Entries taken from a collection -
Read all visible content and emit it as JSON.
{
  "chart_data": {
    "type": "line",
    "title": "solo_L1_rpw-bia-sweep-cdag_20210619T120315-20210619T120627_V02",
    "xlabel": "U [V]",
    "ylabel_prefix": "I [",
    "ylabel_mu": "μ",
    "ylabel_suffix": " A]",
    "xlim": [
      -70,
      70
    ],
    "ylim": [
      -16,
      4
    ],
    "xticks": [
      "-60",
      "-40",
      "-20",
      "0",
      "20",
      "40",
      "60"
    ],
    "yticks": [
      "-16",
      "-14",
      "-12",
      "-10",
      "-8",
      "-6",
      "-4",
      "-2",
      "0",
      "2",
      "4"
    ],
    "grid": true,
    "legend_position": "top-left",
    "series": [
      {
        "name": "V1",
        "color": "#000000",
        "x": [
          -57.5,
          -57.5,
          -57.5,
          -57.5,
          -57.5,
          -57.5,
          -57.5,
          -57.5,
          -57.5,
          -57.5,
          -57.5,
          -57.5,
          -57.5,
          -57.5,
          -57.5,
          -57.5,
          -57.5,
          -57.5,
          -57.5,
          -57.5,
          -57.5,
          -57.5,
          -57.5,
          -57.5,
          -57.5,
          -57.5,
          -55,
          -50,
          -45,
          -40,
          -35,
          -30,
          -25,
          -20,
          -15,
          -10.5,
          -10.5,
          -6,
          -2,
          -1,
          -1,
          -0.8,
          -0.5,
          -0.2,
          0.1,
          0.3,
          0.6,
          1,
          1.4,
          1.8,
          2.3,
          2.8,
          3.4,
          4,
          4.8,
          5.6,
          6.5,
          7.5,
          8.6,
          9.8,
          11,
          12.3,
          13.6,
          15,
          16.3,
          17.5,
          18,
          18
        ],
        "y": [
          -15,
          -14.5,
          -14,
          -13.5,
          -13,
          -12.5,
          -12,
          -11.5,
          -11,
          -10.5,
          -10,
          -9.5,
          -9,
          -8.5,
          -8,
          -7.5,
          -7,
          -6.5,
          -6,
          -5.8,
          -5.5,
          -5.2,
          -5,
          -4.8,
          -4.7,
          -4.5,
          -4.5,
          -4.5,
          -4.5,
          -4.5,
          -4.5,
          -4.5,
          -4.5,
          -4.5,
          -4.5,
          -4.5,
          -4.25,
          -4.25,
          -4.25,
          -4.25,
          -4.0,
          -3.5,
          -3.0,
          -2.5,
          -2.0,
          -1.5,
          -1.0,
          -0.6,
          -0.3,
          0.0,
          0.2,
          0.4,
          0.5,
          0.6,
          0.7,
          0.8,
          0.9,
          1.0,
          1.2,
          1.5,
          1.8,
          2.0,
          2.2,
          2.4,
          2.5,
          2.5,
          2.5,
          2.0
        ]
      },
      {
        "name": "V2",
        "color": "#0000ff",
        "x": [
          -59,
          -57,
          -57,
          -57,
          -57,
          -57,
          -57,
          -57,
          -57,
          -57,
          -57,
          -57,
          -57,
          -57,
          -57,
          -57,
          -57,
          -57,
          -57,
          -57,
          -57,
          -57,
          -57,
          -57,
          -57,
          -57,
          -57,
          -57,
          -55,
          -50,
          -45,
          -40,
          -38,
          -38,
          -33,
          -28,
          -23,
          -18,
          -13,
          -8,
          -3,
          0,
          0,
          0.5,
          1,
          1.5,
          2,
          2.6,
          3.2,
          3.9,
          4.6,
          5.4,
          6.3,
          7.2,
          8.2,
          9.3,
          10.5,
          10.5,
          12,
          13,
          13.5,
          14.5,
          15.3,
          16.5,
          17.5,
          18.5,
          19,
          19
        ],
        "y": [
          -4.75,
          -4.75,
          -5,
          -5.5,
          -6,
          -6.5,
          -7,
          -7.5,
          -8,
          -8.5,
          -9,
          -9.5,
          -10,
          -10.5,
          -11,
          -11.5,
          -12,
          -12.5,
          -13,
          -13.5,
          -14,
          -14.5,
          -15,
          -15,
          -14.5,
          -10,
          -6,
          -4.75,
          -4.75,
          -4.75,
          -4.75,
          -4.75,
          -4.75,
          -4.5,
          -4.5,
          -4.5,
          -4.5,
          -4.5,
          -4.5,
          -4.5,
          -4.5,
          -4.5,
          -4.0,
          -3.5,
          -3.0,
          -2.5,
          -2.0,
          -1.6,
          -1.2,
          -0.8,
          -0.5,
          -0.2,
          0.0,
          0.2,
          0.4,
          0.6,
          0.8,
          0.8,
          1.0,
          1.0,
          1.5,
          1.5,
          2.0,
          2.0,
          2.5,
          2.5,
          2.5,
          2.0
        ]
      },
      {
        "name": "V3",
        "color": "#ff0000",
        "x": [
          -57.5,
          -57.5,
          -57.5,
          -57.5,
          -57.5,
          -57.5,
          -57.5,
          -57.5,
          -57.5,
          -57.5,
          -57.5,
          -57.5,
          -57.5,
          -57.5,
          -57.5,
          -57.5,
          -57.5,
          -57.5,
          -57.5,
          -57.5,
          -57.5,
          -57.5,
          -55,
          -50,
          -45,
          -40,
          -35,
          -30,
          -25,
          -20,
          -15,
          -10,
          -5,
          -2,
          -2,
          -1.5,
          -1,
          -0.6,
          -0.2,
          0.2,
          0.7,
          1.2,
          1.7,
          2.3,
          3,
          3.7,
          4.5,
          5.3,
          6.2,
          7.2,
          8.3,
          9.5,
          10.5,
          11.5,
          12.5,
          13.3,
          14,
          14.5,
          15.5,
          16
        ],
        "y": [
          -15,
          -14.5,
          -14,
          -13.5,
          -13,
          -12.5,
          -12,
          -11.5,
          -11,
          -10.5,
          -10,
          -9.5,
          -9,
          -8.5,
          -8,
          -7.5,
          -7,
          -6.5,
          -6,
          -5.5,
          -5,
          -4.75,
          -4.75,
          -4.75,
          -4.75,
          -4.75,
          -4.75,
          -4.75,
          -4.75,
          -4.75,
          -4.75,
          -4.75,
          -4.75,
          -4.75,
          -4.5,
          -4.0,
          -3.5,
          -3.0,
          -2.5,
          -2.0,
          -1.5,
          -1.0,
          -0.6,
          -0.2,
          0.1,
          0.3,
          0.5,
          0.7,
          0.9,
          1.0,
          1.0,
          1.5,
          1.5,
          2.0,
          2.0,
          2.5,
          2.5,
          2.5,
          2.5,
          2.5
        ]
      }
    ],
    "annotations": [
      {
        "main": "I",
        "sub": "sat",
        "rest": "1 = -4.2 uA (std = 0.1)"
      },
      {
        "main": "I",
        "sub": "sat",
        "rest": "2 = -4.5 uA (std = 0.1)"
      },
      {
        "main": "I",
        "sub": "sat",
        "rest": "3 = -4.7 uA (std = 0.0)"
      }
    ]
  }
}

Stated task - Output all records verbatim.

Written answer -
Read all visible content and emit it as JSON.
{
  "chart_data": {
    "type": "line",
    "title": "solo_L1_rpw-bia-sweep-cdag_20210619T120315-20210619T120627_V02",
    "xlabel": "U [V]",
    "ylabel_prefix": "I [",
    "ylabel_mu": "μ",
    "ylabel_suffix": " A]",
    "xlim": [
      -70,
      70
    ],
    "ylim": [
      -16,
      4
    ],
    "xticks": [
      "-60",
      "-40",
      "-20",
      "0",
      "20",
      "40",
      "60"
    ],
    "yticks": [
      "-16",
      "-14",
      "-12",
      "-10",
      "-8",
      "-6",
      "-4",
      "-2",
      "0",
      "2",
      "4"
    ],
    "grid": true,
    "legend_position": "top-left",
    "series": [
      {
        "name": "V1",
        "color": "#000000",
        "x": [
          -57.5,
          -57.5,
          -57.5,
          -57.5,
          -57.5,
          -57.5,
          -57.5,
          -57.5,
          -57.5,
          -57.5,
          -57.5,
          -57.5,
          -57.5,
          -57.5,
          -57.5,
          -57.5,
          -57.5,
          -57.5,
          -57.5,
          -57.5,
          -57.5,
          -57.5,
          -57.5,
          -57.5,
          -57.5,
          -57.5,
          -55,
          -50,
          -45,
          -40,
          -35,
          -30,
          -25,
          -20,
          -15,
          -10.5,
          -10.5,
          -6,
          -2,
          -1,
          -1,
          -0.8,
          -0.5,
          -0.2,
          0.1,
          0.3,
          0.6,
          1,
          1.4,
          1.8,
          2.3,
          2.8,
          3.4,
          4,
          4.8,
          5.6,
          6.5,
          7.5,
          8.6,
          9.8,
          11,
          12.3,
          13.6,
          15,
          16.3,
          17.5,
          18,
          18
        ],
        "y": [
          -15,
          -14.5,
          -14,
          -13.5,
          -13,
          -12.5,
          -12,
          -11.5,
          -11,
          -10.5,
          -10,
          -9.5,
          -9,
          -8.5,
          -8,
          -7.5,
          -7,
          -6.5,
          -6,
          -5.8,
          -5.5,
          -5.2,
          -5,
          -4.8,
          -4.7,
          -4.5,
          -4.5,
          -4.5,
          -4.5,
          -4.5,
          -4.5,
          -4.5,
          -4.5,
          -4.5,
          -4.5,
          -4.5,
          -4.25,
          -4.25,
          -4.25,
          -4.25,
          -4.0,
          -3.5,
          -3.0,
          -2.5,
          -2.0,
          -1.5,
          -1.0,
          -0.6,
          -0.3,
          0.0,
          0.2,
          0.4,
          0.5,
          0.6,
          0.7,
          0.8,
          0.9,
          1.0,
          1.2,
          1.5,
          1.8,
          2.0,
          2.2,
          2.4,
          2.5,
          2.5,
          2.5,
          2.0
        ]
      },
      {
        "name": "V2",
        "color": "#0000ff",
        "x": [
          -59,
          -57,
          -57,
          -57,
          -57,
          -57,
          -57,
          -57,
          -57,
          -57,
          -57,
          -57,
          -57,
          -57,
          -57,
          -57,
          -57,
          -57,
          -57,
          -57,
          -57,
          -57,
          -57,
          -57,
          -57,
          -57,
          -57,
          -57,
          -55,
          -50,
          -45,
          -40,
          -38,
          -38,
          -33,
          -28,
          -23,
          -18,
          -13,
          -8,
          -3,
          0,
          0,
          0.5,
          1,
          1.5,
          2,
          2.6,
          3.2,
          3.9,
          4.6,
          5.4,
          6.3,
          7.2,
          8.2,
          9.3,
          10.5,
          10.5,
          12,
          13,
          13.5,
          14.5,
          15.3,
          16.5,
          17.5,
          18.5,
          19,
          19
        ],
        "y": [
          -4.75,
          -4.75,
          -5,
          -5.5,
          -6,
          -6.5,
          -7,
          -7.5,
          -8,
          -8.5,
          -9,
          -9.5,
          -10,
          -10.5,
          -11,
          -11.5,
          -12,
          -12.5,
          -13,
          -13.5,
          -14,
          -14.5,
          -15,
          -15,
          -14.5,
          -10,
          -6,
          -4.75,
          -4.75,
          -4.75,
          -4.75,
          -4.75,
          -4.75,
          -4.5,
          -4.5,
          -4.5,
          -4.5,
          -4.5,
          -4.5,
          -4.5,
          -4.5,
          -4.5,
          -4.0,
          -3.5,
          -3.0,
          -2.5,
          -2.0,
          -1.6,
          -1.2,
          -0.8,
          -0.5,
          -0.2,
          0.0,
          0.2,
          0.4,
          0.6,
          0.8,
          0.8,
          1.0,
          1.0,
          1.5,
          1.5,
          2.0,
          2.0,
          2.5,
          2.5,
          2.5,
          2.0
        ]
      },
      {
        "name": "V3",
        "color": "#ff0000",
        "x": [
          -57.5,
          -57.5,
          -57.5,
          -57.5,
          -57.5,
          -57.5,
          -57.5,
          -57.5,
          -57.5,
          -57.5,
          -57.5,
          -57.5,
          -57.5,
          -57.5,
          -57.5,
          -57.5,
          -57.5,
          -57.5,
          -57.5,
          -57.5,
          -57.5,
          -57.5,
          -55,
          -50,
          -45,
          -40,
          -35,
          -30,
          -25,
          -20,
          -15,
          -10,
          -5,
          -2,
          -2,
          -1.5,
          -1,
          -0.6,
          -0.2,
          0.2,
          0.7,
          1.2,
          1.7,
          2.3,
          3,
          3.7,
          4.5,
          5.3,
          6.2,
          7.2,
          8.3,
          9.5,
          10.5,
          11.5,
          12.5,
          13.3,
          14,
          14.5,
          15.5,
          16
        ],
        "y": [
          -15,
          -14.5,
          -14,
          -13.5,
          -13,
          -12.5,
          -12,
          -11.5,
          -11,
          -10.5,
          -10,
          -9.5,
          -9,
          -8.5,
          -8,
          -7.5,
          -7,
          -6.5,
          -6,
          -5.5,
          -5,
          -4.75,
          -4.75,
          -4.75,
          -4.75,
          -4.75,
          -4.75,
          -4.75,
          -4.75,
          -4.75,
          -4.75,
          -4.75,
          -4.75,
          -4.75,
          -4.5,
          -4.0,
          -3.5,
          -3.0,
          -2.5,
          -2.0,
          -1.5,
          -1.0,
          -0.6,
          -0.2,
          0.1,
          0.3,
          0.5,
          0.7,
          0.9,
          1.0,
          1.0,
          1.5,
          1.5,
          2.0,
          2.0,
          2.5,
          2.5,
          2.5,
          2.5,
          2.5
        ]
      }
    ],
    "annotations": [
      {
        "main": "I",
        "sub": "sat",
        "rest": "1 = -4.2 uA (std = 0.1)"
      },
      {
        "main": "I",
        "sub": "sat",
        "rest": "2 = -4.5 uA (std = 0.1)"
      },
      {
        "main": "I",
        "sub": "sat",
        "rest": "3 = -4.7 uA (std = 0.0)"
      }
    ]
  }
}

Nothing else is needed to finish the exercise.